# SHORT PROBLEM:
Go through the records line by line and work out how many lines hold the word "Genoa". Answer with the number only.

# ENTRIES:
----

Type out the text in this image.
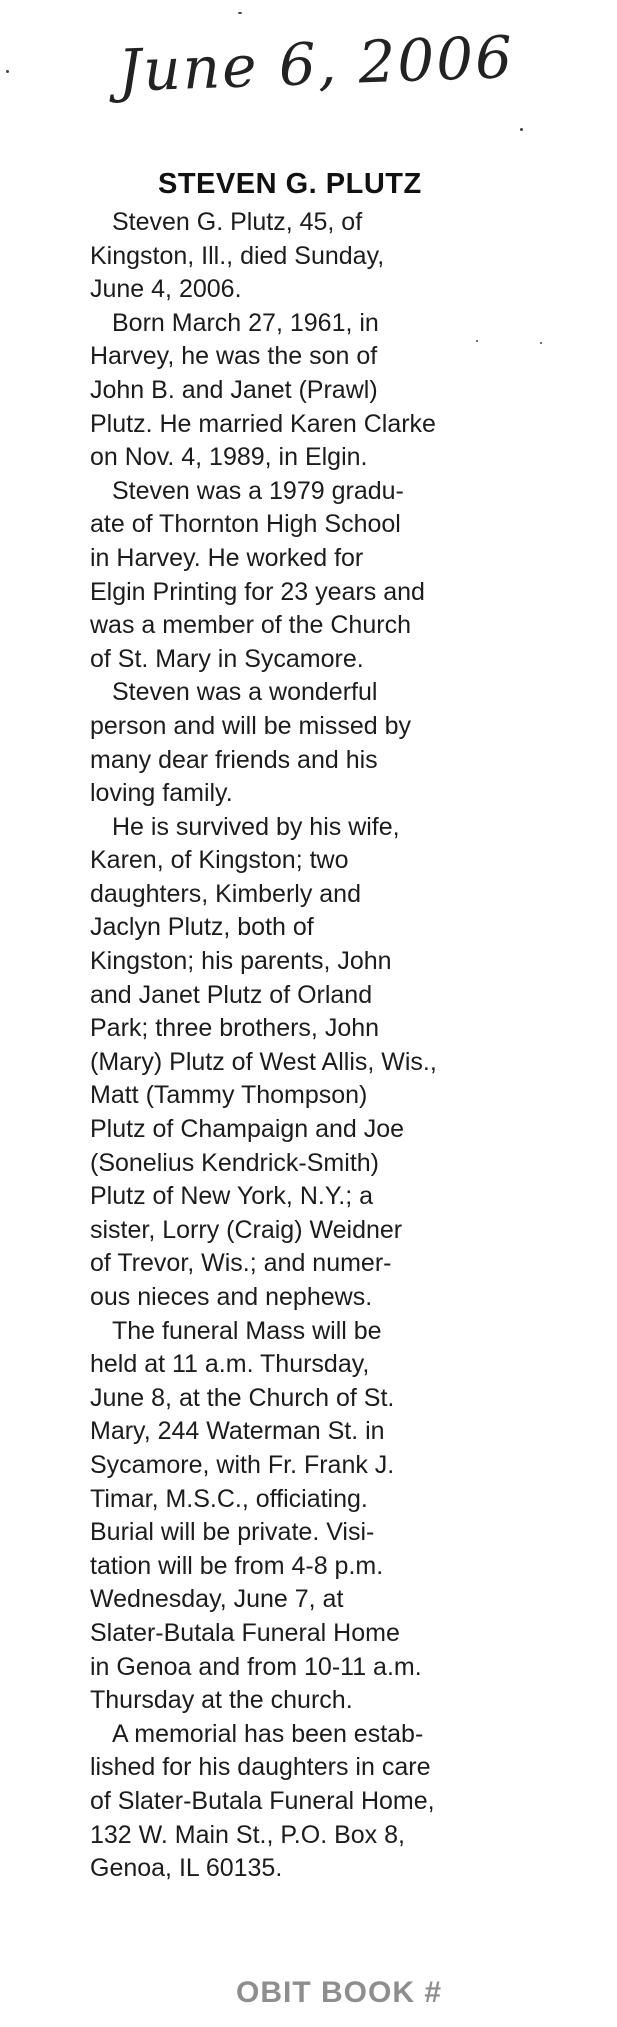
June 6, 2006
STEVEN G. PLUTZ
Steven G. Plutz, 45, of
Kingston, Ill., died Sunday,
June 4, 2006.
Born March 27, 1961, in
Harvey, he was the son of
John B. and Janet (Prawl)
Plutz. He married Karen Clarke
on Nov. 4, 1989, in Elgin.
Steven was a 1979 gradu-
ate of Thornton High School
in Harvey. He worked for
Elgin Printing for 23 years and
was a member of the Church
of St. Mary in Sycamore.
Steven was a wonderful
person and will be missed by
many dear friends and his
loving family.
He is survived by his wife,
Karen, of Kingston; two
daughters, Kimberly and
Jaclyn Plutz, both of
Kingston; his parents, John
and Janet Plutz of Orland
Park; three brothers, John
(Mary) Plutz of West Allis, Wis.,
Matt (Tammy Thompson)
Plutz of Champaign and Joe
(Sonelius Kendrick-Smith)
Plutz of New York, N.Y.; a
sister, Lorry (Craig) Weidner
of Trevor, Wis.; and numer-
ous nieces and nephews.
The funeral Mass will be
held at 11 a.m. Thursday,
June 8, at the Church of St.
Mary, 244 Waterman St. in
Sycamore, with Fr. Frank J.
Timar, M.S.C., officiating.
Burial will be private. Visi-
tation will be from 4-8 p.m.
Wednesday, June 7, at
Slater-Butala Funeral Home
in Genoa and from 10-11 a.m.
Thursday at the church.
A memorial has been estab-
lished for his daughters in care
of Slater-Butala Funeral Home,
132 W. Main St., P.O. Box 8,
Genoa, IL 60135.
OBIT BOOK #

----

# PROBLEM SOLUTION:
2